_PASSAGE SHOWN_:
____

Myasthenic pregnant women who develop pre-eclampsia are also at increased risk if they use corticosteroids. High-dose corticosteroids may increase fluid retention and aggravate hypertension in patients with severe pre-eclampsia. These patients are at increased risk for developing pulmonary edema and should be monitored closely for worsening respiratory status. Decreased urine output commonly seen in severe pre-eclampsia calls for frequent need of dose adjustment of medications to avoid toxicity. In addition, cholinergic side effects can mimic symptoms of pre-eclampsia. Severe hypertension should be treated with a regime that includes hydralazine. Management of pre-eclampsia in the myasthenic pregnant woman is challenging with less therapeutic options and increased maternal risk.

____

_DATASET EXTRACT_:
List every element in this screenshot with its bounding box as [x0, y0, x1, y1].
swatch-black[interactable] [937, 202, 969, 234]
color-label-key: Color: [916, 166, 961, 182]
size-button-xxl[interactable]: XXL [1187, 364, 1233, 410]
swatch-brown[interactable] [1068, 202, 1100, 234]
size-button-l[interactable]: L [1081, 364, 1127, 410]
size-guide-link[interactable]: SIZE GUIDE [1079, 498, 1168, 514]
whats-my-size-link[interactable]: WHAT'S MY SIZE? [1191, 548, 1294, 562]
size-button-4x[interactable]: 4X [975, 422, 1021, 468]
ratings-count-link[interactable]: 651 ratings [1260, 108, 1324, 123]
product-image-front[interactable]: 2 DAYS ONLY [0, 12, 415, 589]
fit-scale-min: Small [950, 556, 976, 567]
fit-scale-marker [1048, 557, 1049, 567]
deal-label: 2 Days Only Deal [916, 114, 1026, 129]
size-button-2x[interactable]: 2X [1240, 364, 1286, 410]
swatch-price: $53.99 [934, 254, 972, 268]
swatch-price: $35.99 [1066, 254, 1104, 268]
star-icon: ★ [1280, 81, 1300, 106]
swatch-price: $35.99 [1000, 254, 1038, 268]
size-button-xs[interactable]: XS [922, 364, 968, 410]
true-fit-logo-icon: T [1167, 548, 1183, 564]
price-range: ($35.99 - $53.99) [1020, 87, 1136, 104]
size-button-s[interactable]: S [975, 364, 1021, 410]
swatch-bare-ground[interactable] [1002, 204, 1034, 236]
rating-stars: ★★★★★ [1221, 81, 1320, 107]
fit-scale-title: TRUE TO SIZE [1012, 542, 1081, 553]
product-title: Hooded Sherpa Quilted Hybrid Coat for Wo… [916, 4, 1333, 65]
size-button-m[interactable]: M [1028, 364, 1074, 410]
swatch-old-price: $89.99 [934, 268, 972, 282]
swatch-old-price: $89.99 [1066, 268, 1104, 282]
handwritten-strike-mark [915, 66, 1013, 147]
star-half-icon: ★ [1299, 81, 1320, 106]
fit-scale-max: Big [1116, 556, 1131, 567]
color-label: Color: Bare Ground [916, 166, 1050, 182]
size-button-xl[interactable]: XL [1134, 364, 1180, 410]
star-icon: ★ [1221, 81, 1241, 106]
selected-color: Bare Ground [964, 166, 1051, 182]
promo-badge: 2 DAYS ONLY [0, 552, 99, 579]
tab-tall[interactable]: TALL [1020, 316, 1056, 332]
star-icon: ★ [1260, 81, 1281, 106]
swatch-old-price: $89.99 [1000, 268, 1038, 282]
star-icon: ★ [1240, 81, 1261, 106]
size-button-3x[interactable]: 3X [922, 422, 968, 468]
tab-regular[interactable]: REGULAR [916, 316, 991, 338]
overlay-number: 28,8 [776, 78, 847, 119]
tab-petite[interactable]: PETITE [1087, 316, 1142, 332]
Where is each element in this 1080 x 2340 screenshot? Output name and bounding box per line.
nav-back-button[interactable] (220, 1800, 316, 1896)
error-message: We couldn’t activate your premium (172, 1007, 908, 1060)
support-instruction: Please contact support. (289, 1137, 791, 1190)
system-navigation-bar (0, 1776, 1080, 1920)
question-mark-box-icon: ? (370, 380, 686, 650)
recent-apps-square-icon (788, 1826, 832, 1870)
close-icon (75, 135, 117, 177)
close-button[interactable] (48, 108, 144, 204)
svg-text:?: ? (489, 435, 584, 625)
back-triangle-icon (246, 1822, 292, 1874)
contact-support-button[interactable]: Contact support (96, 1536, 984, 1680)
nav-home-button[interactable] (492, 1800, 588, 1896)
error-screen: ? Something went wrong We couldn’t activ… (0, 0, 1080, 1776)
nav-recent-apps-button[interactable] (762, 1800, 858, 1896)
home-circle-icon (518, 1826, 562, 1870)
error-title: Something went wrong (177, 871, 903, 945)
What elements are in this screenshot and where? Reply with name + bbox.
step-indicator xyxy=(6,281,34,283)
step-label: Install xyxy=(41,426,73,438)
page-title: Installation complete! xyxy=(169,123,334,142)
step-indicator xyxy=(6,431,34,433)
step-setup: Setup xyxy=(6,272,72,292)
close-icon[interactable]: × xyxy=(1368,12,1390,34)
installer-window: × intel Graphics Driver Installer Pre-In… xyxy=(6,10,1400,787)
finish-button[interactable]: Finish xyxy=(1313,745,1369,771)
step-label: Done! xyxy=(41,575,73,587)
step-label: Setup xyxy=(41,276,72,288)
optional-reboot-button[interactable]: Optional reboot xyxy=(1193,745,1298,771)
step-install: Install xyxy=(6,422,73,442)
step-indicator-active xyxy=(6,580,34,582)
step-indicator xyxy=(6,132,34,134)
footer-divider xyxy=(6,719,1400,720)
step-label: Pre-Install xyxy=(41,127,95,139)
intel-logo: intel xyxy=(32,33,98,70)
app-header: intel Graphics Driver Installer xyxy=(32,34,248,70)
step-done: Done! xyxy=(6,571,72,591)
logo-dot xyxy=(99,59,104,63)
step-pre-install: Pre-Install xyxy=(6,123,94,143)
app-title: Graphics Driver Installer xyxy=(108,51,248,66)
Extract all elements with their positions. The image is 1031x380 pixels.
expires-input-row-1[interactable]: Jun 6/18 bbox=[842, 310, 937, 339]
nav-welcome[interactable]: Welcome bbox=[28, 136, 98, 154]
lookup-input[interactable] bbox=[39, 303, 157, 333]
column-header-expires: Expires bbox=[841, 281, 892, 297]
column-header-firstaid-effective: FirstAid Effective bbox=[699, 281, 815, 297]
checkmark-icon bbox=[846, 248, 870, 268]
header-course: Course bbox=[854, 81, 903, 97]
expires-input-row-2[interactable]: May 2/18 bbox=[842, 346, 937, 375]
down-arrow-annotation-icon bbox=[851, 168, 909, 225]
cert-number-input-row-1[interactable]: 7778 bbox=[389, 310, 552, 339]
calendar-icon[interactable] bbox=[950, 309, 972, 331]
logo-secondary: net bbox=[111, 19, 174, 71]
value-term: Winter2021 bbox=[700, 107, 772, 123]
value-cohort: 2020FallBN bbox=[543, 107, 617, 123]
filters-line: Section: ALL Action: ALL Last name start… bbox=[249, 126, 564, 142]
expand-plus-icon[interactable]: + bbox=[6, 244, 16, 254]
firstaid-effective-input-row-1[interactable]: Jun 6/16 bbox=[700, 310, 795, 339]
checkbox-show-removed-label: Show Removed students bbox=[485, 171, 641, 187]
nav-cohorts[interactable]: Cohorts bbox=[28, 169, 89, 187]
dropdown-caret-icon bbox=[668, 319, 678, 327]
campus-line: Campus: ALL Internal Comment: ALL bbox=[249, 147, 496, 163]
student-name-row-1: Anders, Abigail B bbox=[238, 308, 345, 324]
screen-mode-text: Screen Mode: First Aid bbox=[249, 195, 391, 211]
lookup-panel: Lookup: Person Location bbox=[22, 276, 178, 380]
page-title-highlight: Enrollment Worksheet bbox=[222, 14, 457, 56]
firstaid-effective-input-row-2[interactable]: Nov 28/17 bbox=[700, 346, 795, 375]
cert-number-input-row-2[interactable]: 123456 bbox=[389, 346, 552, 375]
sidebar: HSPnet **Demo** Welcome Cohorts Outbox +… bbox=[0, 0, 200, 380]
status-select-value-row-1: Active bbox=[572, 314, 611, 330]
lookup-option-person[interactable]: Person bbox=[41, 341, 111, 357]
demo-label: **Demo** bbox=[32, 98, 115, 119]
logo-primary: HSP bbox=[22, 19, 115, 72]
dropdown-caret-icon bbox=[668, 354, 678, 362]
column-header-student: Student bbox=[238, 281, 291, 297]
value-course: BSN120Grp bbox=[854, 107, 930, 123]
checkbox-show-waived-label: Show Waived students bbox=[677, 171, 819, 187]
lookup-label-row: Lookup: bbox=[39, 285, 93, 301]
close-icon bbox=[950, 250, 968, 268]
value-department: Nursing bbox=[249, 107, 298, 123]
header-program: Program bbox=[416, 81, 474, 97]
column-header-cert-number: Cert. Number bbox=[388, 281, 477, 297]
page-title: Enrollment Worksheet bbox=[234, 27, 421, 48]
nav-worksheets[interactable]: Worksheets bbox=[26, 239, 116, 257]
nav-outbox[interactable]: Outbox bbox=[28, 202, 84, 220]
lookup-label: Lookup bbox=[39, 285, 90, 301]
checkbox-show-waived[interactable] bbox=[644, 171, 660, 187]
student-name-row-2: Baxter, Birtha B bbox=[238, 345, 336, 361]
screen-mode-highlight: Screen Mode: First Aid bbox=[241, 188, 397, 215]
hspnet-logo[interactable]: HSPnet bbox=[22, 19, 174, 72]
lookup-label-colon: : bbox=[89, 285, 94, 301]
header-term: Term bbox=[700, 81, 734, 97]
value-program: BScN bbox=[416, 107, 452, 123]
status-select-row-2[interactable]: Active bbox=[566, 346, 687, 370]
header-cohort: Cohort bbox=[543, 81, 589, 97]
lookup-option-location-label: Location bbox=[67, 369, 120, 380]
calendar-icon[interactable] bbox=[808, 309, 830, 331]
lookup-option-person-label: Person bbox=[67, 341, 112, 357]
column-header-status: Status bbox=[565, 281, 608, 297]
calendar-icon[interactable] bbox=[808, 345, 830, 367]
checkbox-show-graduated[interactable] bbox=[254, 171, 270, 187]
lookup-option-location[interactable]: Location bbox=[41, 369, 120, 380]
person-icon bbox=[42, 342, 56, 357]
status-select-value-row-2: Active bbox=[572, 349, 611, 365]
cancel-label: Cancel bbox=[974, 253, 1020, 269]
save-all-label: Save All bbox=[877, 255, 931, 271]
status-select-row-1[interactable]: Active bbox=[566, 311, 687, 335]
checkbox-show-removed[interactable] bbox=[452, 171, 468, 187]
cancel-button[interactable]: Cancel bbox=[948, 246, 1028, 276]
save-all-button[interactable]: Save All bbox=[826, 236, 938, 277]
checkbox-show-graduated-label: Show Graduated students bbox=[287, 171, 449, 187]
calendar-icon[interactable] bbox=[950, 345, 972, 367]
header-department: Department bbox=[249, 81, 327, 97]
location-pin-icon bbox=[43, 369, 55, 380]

____

_WORK TO BE COMPLETED_: In the passage about pre-eclampsia in myasthenic pregnant women, which drug should be part of the regime used to treat severe hypertension? Rely only on the passage about pre-eclampsia in myasthenic pregnant women, not on the data.

_TASK RESULT_: Hydralazine.